_Directions_:
All entries below must be written out verbatim, and the images must be dropped.

_Given data_:
[Start of section]
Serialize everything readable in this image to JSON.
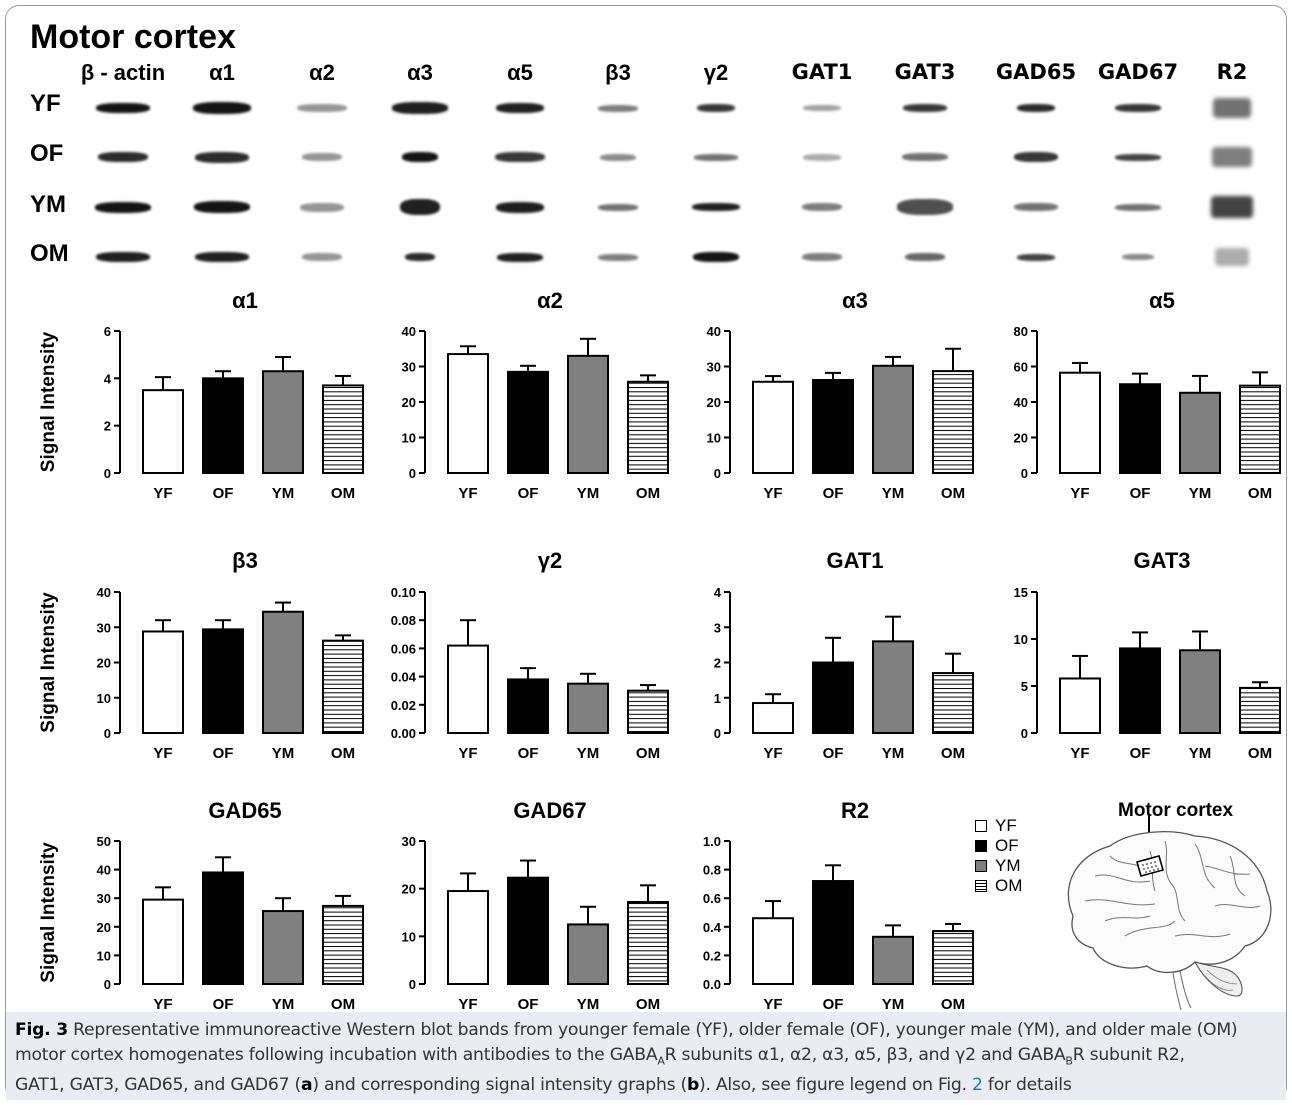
{
  "title": "Motor cortex",
  "blot": {
    "columns": [
      "β - actin",
      "α1",
      "α2",
      "α3",
      "α5",
      "β3",
      "γ2",
      "GAT1",
      "GAT3",
      "GAD65",
      "GAD67",
      "R2"
    ],
    "rows": [
      "YF",
      "OF",
      "YM",
      "OM"
    ]
  },
  "colors": {
    "YF": "#ffffff",
    "OF": "#000000",
    "YM": "#808080",
    "OM": "hatch"
  },
  "chart_data": [
    {
      "type": "bar",
      "title": "α1",
      "ylabel": "Signal Intensity",
      "categories": [
        "YF",
        "OF",
        "YM",
        "OM"
      ],
      "values": [
        3.5,
        4.0,
        4.3,
        3.7
      ],
      "errors": [
        0.55,
        0.3,
        0.6,
        0.4
      ],
      "ylim": [
        0,
        6
      ],
      "yticks": [
        "0",
        "2",
        "4",
        "6"
      ]
    },
    {
      "type": "bar",
      "title": "α2",
      "ylabel": "",
      "categories": [
        "YF",
        "OF",
        "YM",
        "OM"
      ],
      "values": [
        33.5,
        28.5,
        33,
        25.7
      ],
      "errors": [
        2.2,
        1.7,
        4.8,
        1.8
      ],
      "ylim": [
        0,
        40
      ],
      "yticks": [
        "0",
        "10",
        "20",
        "30",
        "40"
      ]
    },
    {
      "type": "bar",
      "title": "α3",
      "ylabel": "",
      "categories": [
        "YF",
        "OF",
        "YM",
        "OM"
      ],
      "values": [
        25.7,
        26.2,
        30.2,
        28.7
      ],
      "errors": [
        1.6,
        2.0,
        2.5,
        6.3
      ],
      "ylim": [
        0,
        40
      ],
      "yticks": [
        "0",
        "10",
        "20",
        "30",
        "40"
      ]
    },
    {
      "type": "bar",
      "title": "α5",
      "ylabel": "",
      "categories": [
        "YF",
        "OF",
        "YM",
        "OM"
      ],
      "values": [
        56.5,
        50,
        45.2,
        49.2
      ],
      "errors": [
        5.5,
        6,
        9.5,
        7.5
      ],
      "ylim": [
        0,
        80
      ],
      "yticks": [
        "0",
        "20",
        "40",
        "60",
        "80"
      ]
    },
    {
      "type": "bar",
      "title": "β3",
      "ylabel": "Signal Intensity",
      "categories": [
        "YF",
        "OF",
        "YM",
        "OM"
      ],
      "values": [
        28.8,
        29.4,
        34.4,
        26.2
      ],
      "errors": [
        3.2,
        2.6,
        2.6,
        1.5
      ],
      "ylim": [
        0,
        40
      ],
      "yticks": [
        "0",
        "10",
        "20",
        "30",
        "40"
      ]
    },
    {
      "type": "bar",
      "title": "γ2",
      "ylabel": "",
      "categories": [
        "YF",
        "OF",
        "YM",
        "OM"
      ],
      "values": [
        0.062,
        0.038,
        0.035,
        0.03
      ],
      "errors": [
        0.018,
        0.008,
        0.007,
        0.004
      ],
      "ylim": [
        0,
        0.1
      ],
      "yticks": [
        "0.00",
        "0.02",
        "0.04",
        "0.06",
        "0.08",
        "0.10"
      ]
    },
    {
      "type": "bar",
      "title": "GAT1",
      "ylabel": "",
      "categories": [
        "YF",
        "OF",
        "YM",
        "OM"
      ],
      "values": [
        0.85,
        2.0,
        2.6,
        1.7
      ],
      "errors": [
        0.25,
        0.7,
        0.7,
        0.55
      ],
      "ylim": [
        0,
        4
      ],
      "yticks": [
        "0",
        "1",
        "2",
        "3",
        "4"
      ]
    },
    {
      "type": "bar",
      "title": "GAT3",
      "ylabel": "",
      "categories": [
        "YF",
        "OF",
        "YM",
        "OM"
      ],
      "values": [
        5.8,
        9.0,
        8.8,
        4.8
      ],
      "errors": [
        2.4,
        1.7,
        2.0,
        0.6
      ],
      "ylim": [
        0,
        15
      ],
      "yticks": [
        "0",
        "5",
        "10",
        "15"
      ]
    },
    {
      "type": "bar",
      "title": "GAD65",
      "ylabel": "Signal Intensity",
      "categories": [
        "YF",
        "OF",
        "YM",
        "OM"
      ],
      "values": [
        29.5,
        39,
        25.5,
        27.3
      ],
      "errors": [
        4.3,
        5.3,
        4.5,
        3.5
      ],
      "ylim": [
        0,
        50
      ],
      "yticks": [
        "0",
        "10",
        "20",
        "30",
        "40",
        "50"
      ]
    },
    {
      "type": "bar",
      "title": "GAD67",
      "ylabel": "",
      "categories": [
        "YF",
        "OF",
        "YM",
        "OM"
      ],
      "values": [
        19.5,
        22.3,
        12.5,
        17.2
      ],
      "errors": [
        3.7,
        3.6,
        3.7,
        3.5
      ],
      "ylim": [
        0,
        30
      ],
      "yticks": [
        "0",
        "10",
        "20",
        "30"
      ]
    },
    {
      "type": "bar",
      "title": "R2",
      "ylabel": "",
      "categories": [
        "YF",
        "OF",
        "YM",
        "OM"
      ],
      "values": [
        0.46,
        0.72,
        0.33,
        0.37
      ],
      "errors": [
        0.12,
        0.11,
        0.08,
        0.05
      ],
      "ylim": [
        0,
        1.0
      ],
      "yticks": [
        "0.0",
        "0.2",
        "0.4",
        "0.6",
        "0.8",
        "1.0"
      ]
    }
  ],
  "legend": [
    "YF",
    "OF",
    "YM",
    "OM"
  ],
  "brain_label": "Motor cortex",
  "caption": {
    "fig_label": "Fig. 3",
    "line1": " Representative immunoreactive Western blot bands from younger female (YF), older female (OF), younger male (YM), and older male (OM)",
    "line2a": "motor cortex homogenates following incubation with antibodies to the GABA",
    "sub_a": "A",
    "line2b": "R subunits α1, α2, α3, α5, β3, and γ2 and GABA",
    "sub_b": "B",
    "line2c": "R subunit R2,",
    "line3a": "GAT1, GAT3, GAD65, and GAD67 (",
    "a": "a",
    "line3b": ") and corresponding signal intensity graphs (",
    "b": "b",
    "line3c": "). Also, see figure legend on Fig. ",
    "fig_ref": "2",
    "line3d": " for details"
  }
}
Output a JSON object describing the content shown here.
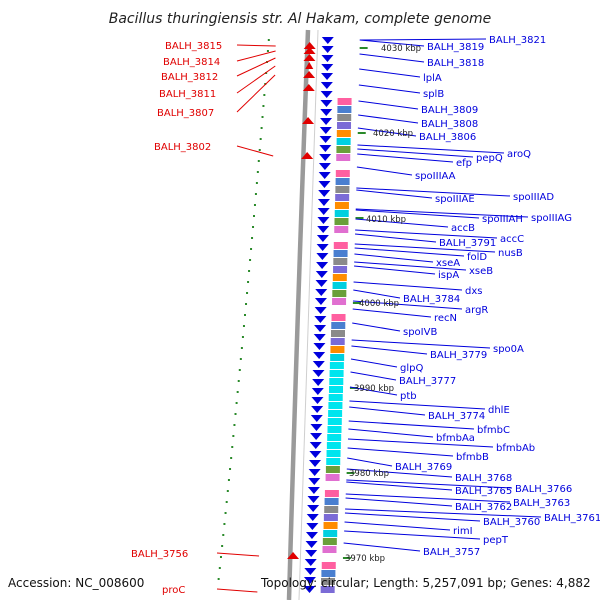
[End of section]
_Exercise answer_:
Serialize everything readable in this image to JSON.
{
  "title": "Motor cortex",
  "blot": {
    "columns": [
      "β - actin",
      "α1",
      "α2",
      "α3",
      "α5",
      "β3",
      "γ2",
      "GAT1",
      "GAT3",
      "GAD65",
      "GAD67",
      "R2"
    ],
    "rows": [
      "YF",
      "OF",
      "YM",
      "OM"
    ]
  },
  "colors": {
    "YF": "#ffffff",
    "OF": "#000000",
    "YM": "#808080",
    "OM": "hatch"
  },
  "chart_data": [
    {
      "type": "bar",
      "title": "α1",
      "ylabel": "Signal Intensity",
      "categories": [
        "YF",
        "OF",
        "YM",
        "OM"
      ],
      "values": [
        3.5,
        4.0,
        4.3,
        3.7
      ],
      "errors": [
        0.55,
        0.3,
        0.6,
        0.4
      ],
      "ylim": [
        0,
        6
      ],
      "yticks": [
        "0",
        "2",
        "4",
        "6"
      ]
    },
    {
      "type": "bar",
      "title": "α2",
      "ylabel": "",
      "categories": [
        "YF",
        "OF",
        "YM",
        "OM"
      ],
      "values": [
        33.5,
        28.5,
        33,
        25.7
      ],
      "errors": [
        2.2,
        1.7,
        4.8,
        1.8
      ],
      "ylim": [
        0,
        40
      ],
      "yticks": [
        "0",
        "10",
        "20",
        "30",
        "40"
      ]
    },
    {
      "type": "bar",
      "title": "α3",
      "ylabel": "",
      "categories": [
        "YF",
        "OF",
        "YM",
        "OM"
      ],
      "values": [
        25.7,
        26.2,
        30.2,
        28.7
      ],
      "errors": [
        1.6,
        2.0,
        2.5,
        6.3
      ],
      "ylim": [
        0,
        40
      ],
      "yticks": [
        "0",
        "10",
        "20",
        "30",
        "40"
      ]
    },
    {
      "type": "bar",
      "title": "α5",
      "ylabel": "",
      "categories": [
        "YF",
        "OF",
        "YM",
        "OM"
      ],
      "values": [
        56.5,
        50,
        45.2,
        49.2
      ],
      "errors": [
        5.5,
        6,
        9.5,
        7.5
      ],
      "ylim": [
        0,
        80
      ],
      "yticks": [
        "0",
        "20",
        "40",
        "60",
        "80"
      ]
    },
    {
      "type": "bar",
      "title": "β3",
      "ylabel": "Signal Intensity",
      "categories": [
        "YF",
        "OF",
        "YM",
        "OM"
      ],
      "values": [
        28.8,
        29.4,
        34.4,
        26.2
      ],
      "errors": [
        3.2,
        2.6,
        2.6,
        1.5
      ],
      "ylim": [
        0,
        40
      ],
      "yticks": [
        "0",
        "10",
        "20",
        "30",
        "40"
      ]
    },
    {
      "type": "bar",
      "title": "γ2",
      "ylabel": "",
      "categories": [
        "YF",
        "OF",
        "YM",
        "OM"
      ],
      "values": [
        0.062,
        0.038,
        0.035,
        0.03
      ],
      "errors": [
        0.018,
        0.008,
        0.007,
        0.004
      ],
      "ylim": [
        0,
        0.1
      ],
      "yticks": [
        "0.00",
        "0.02",
        "0.04",
        "0.06",
        "0.08",
        "0.10"
      ]
    },
    {
      "type": "bar",
      "title": "GAT1",
      "ylabel": "",
      "categories": [
        "YF",
        "OF",
        "YM",
        "OM"
      ],
      "values": [
        0.85,
        2.0,
        2.6,
        1.7
      ],
      "errors": [
        0.25,
        0.7,
        0.7,
        0.55
      ],
      "ylim": [
        0,
        4
      ],
      "yticks": [
        "0",
        "1",
        "2",
        "3",
        "4"
      ]
    },
    {
      "type": "bar",
      "title": "GAT3",
      "ylabel": "",
      "categories": [
        "YF",
        "OF",
        "YM",
        "OM"
      ],
      "values": [
        5.8,
        9.0,
        8.8,
        4.8
      ],
      "errors": [
        2.4,
        1.7,
        2.0,
        0.6
      ],
      "ylim": [
        0,
        15
      ],
      "yticks": [
        "0",
        "5",
        "10",
        "15"
      ]
    },
    {
      "type": "bar",
      "title": "GAD65",
      "ylabel": "Signal Intensity",
      "categories": [
        "YF",
        "OF",
        "YM",
        "OM"
      ],
      "values": [
        29.5,
        39,
        25.5,
        27.3
      ],
      "errors": [
        4.3,
        5.3,
        4.5,
        3.5
      ],
      "ylim": [
        0,
        50
      ],
      "yticks": [
        "0",
        "10",
        "20",
        "30",
        "40",
        "50"
      ]
    },
    {
      "type": "bar",
      "title": "GAD67",
      "ylabel": "",
      "categories": [
        "YF",
        "OF",
        "YM",
        "OM"
      ],
      "values": [
        19.5,
        22.3,
        12.5,
        17.2
      ],
      "errors": [
        3.7,
        3.6,
        3.7,
        3.5
      ],
      "ylim": [
        0,
        30
      ],
      "yticks": [
        "0",
        "10",
        "20",
        "30"
      ]
    },
    {
      "type": "bar",
      "title": "R2",
      "ylabel": "",
      "categories": [
        "YF",
        "OF",
        "YM",
        "OM"
      ],
      "values": [
        0.46,
        0.72,
        0.33,
        0.37
      ],
      "errors": [
        0.12,
        0.11,
        0.08,
        0.05
      ],
      "ylim": [
        0,
        1.0
      ],
      "yticks": [
        "0.0",
        "0.2",
        "0.4",
        "0.6",
        "0.8",
        "1.0"
      ]
    }
  ],
  "legend": [
    "YF",
    "OF",
    "YM",
    "OM"
  ],
  "brain_label": "Motor cortex",
  "caption": {
    "fig_label": "Fig. 3",
    "line1": " Representative immunoreactive Western blot bands from younger female (YF), older female (OF), younger male (YM), and older male (OM)",
    "line2a": "motor cortex homogenates following incubation with antibodies to the GABA",
    "sub_a": "A",
    "line2b": "R subunits α1, α2, α3, α5, β3, and γ2 and GABA",
    "sub_b": "B",
    "line2c": "R subunit R2,",
    "line3a": "GAT1, GAT3, GAD65, and GAD67 (",
    "a": "a",
    "line3b": ") and corresponding signal intensity graphs (",
    "b": "b",
    "line3c": "). Also, see figure legend on Fig. ",
    "fig_ref": "2",
    "line3d": " for details"
  }
}
Output a JSON object describing the content shown here.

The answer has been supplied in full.